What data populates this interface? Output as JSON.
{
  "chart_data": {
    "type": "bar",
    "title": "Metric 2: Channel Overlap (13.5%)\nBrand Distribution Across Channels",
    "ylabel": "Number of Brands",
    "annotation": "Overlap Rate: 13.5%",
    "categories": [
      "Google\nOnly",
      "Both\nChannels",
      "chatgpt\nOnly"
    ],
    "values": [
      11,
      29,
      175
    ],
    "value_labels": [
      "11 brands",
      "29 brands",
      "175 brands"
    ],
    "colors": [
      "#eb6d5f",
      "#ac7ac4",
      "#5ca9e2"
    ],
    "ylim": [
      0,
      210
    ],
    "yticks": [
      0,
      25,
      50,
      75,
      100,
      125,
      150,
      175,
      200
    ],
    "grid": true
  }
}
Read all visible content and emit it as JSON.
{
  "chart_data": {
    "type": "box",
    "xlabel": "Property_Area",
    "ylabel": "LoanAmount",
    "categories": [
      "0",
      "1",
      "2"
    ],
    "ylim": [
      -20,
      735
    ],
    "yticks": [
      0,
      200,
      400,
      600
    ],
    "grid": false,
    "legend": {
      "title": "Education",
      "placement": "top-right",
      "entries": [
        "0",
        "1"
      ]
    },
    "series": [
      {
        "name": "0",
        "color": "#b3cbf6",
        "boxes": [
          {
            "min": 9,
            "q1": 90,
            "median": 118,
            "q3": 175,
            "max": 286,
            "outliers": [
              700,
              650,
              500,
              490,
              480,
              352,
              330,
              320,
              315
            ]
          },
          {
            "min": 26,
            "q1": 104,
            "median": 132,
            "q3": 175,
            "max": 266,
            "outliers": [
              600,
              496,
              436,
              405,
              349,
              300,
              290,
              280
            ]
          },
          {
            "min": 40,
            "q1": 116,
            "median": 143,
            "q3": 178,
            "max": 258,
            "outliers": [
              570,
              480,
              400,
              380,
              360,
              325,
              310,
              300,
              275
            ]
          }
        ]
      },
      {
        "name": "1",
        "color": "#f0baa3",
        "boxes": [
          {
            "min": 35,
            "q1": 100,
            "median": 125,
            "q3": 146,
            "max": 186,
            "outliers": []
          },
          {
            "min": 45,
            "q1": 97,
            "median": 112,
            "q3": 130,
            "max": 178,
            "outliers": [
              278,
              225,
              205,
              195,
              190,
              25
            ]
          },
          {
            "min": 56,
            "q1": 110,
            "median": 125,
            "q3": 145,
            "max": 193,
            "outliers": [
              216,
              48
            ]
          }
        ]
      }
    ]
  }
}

▶ REQUIREMENT:
Return the listing above word for word.

▶ SOLUTION TO THE PROBLEM:
What data populates this interface? Output as JSON.
{
  "chart_data": {
    "type": "bar",
    "title": "Metric 2: Channel Overlap (13.5%)\nBrand Distribution Across Channels",
    "ylabel": "Number of Brands",
    "annotation": "Overlap Rate: 13.5%",
    "categories": [
      "Google\nOnly",
      "Both\nChannels",
      "chatgpt\nOnly"
    ],
    "values": [
      11,
      29,
      175
    ],
    "value_labels": [
      "11 brands",
      "29 brands",
      "175 brands"
    ],
    "colors": [
      "#eb6d5f",
      "#ac7ac4",
      "#5ca9e2"
    ],
    "ylim": [
      0,
      210
    ],
    "yticks": [
      0,
      25,
      50,
      75,
      100,
      125,
      150,
      175,
      200
    ],
    "grid": true
  }
}
Read all visible content and emit it as JSON.
{
  "chart_data": {
    "type": "box",
    "xlabel": "Property_Area",
    "ylabel": "LoanAmount",
    "categories": [
      "0",
      "1",
      "2"
    ],
    "ylim": [
      -20,
      735
    ],
    "yticks": [
      0,
      200,
      400,
      600
    ],
    "grid": false,
    "legend": {
      "title": "Education",
      "placement": "top-right",
      "entries": [
        "0",
        "1"
      ]
    },
    "series": [
      {
        "name": "0",
        "color": "#b3cbf6",
        "boxes": [
          {
            "min": 9,
            "q1": 90,
            "median": 118,
            "q3": 175,
            "max": 286,
            "outliers": [
              700,
              650,
              500,
              490,
              480,
              352,
              330,
              320,
              315
            ]
          },
          {
            "min": 26,
            "q1": 104,
            "median": 132,
            "q3": 175,
            "max": 266,
            "outliers": [
              600,
              496,
              436,
              405,
              349,
              300,
              290,
              280
            ]
          },
          {
            "min": 40,
            "q1": 116,
            "median": 143,
            "q3": 178,
            "max": 258,
            "outliers": [
              570,
              480,
              400,
              380,
              360,
              325,
              310,
              300,
              275
            ]
          }
        ]
      },
      {
        "name": "1",
        "color": "#f0baa3",
        "boxes": [
          {
            "min": 35,
            "q1": 100,
            "median": 125,
            "q3": 146,
            "max": 186,
            "outliers": []
          },
          {
            "min": 45,
            "q1": 97,
            "median": 112,
            "q3": 130,
            "max": 178,
            "outliers": [
              278,
              225,
              205,
              195,
              190,
              25
            ]
          },
          {
            "min": 56,
            "q1": 110,
            "median": 125,
            "q3": 145,
            "max": 193,
            "outliers": [
              216,
              48
            ]
          }
        ]
      }
    ]
  }
}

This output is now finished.